* _Problem details_
Which lines in the records below contain the word "towards"? Copy each of them.
==== Working data
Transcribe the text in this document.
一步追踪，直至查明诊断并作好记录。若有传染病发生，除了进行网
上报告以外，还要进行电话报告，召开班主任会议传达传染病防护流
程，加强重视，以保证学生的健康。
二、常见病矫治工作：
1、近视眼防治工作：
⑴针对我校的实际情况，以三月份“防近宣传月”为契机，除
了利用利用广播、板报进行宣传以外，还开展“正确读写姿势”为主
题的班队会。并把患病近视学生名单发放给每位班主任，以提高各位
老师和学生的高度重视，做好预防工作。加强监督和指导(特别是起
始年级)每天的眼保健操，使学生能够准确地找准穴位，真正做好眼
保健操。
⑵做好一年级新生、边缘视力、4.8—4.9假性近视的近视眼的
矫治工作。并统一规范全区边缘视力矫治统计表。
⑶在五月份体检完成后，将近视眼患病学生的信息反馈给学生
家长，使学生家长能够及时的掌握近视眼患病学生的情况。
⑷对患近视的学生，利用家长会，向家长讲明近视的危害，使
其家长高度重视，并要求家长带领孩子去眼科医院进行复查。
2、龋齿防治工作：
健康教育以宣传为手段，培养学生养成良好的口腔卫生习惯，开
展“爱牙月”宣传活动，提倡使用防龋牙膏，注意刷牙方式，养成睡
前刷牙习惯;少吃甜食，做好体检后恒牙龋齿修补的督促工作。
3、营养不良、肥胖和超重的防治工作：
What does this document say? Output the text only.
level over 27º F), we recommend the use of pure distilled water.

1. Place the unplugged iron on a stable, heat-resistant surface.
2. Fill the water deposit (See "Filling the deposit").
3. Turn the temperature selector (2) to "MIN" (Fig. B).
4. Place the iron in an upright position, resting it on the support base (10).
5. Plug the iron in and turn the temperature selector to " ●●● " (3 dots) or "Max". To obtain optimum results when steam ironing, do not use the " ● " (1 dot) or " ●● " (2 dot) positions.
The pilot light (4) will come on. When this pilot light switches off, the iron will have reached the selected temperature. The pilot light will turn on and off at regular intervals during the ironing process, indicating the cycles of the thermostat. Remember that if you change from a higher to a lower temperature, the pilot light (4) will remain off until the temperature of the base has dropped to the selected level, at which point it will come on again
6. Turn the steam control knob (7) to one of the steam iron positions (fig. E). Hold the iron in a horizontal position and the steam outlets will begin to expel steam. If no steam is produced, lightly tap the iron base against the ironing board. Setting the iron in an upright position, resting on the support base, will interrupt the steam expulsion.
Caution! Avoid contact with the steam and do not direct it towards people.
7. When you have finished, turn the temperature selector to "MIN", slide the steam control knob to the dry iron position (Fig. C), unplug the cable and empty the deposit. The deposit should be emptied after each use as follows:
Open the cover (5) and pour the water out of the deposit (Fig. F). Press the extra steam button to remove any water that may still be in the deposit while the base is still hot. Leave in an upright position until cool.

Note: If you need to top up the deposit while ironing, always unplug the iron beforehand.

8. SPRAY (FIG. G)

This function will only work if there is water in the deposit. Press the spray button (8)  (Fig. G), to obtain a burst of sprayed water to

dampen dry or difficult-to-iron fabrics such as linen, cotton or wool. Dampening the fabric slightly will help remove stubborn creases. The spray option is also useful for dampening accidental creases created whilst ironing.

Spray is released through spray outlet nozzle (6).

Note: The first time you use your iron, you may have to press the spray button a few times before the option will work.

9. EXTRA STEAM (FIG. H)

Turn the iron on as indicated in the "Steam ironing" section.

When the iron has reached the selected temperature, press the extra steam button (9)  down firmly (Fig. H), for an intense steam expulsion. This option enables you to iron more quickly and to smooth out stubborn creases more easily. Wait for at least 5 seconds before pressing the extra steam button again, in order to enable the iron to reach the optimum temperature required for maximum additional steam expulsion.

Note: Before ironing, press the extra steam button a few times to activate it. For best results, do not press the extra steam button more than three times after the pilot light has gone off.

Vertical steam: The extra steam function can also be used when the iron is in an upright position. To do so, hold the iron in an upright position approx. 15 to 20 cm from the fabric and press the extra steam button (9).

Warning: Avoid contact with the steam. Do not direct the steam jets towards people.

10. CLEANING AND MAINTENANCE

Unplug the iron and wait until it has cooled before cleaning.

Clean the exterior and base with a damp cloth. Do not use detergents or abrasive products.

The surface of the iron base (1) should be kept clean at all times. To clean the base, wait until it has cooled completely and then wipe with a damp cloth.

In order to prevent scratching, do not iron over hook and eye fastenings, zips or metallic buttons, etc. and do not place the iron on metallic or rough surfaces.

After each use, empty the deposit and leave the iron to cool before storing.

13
========
* _Exercise response_
Caution! Avoid contact with the steam and do not direct it towards people.
Warning: Avoid contact with the steam. Do not direct the steam jets towards people.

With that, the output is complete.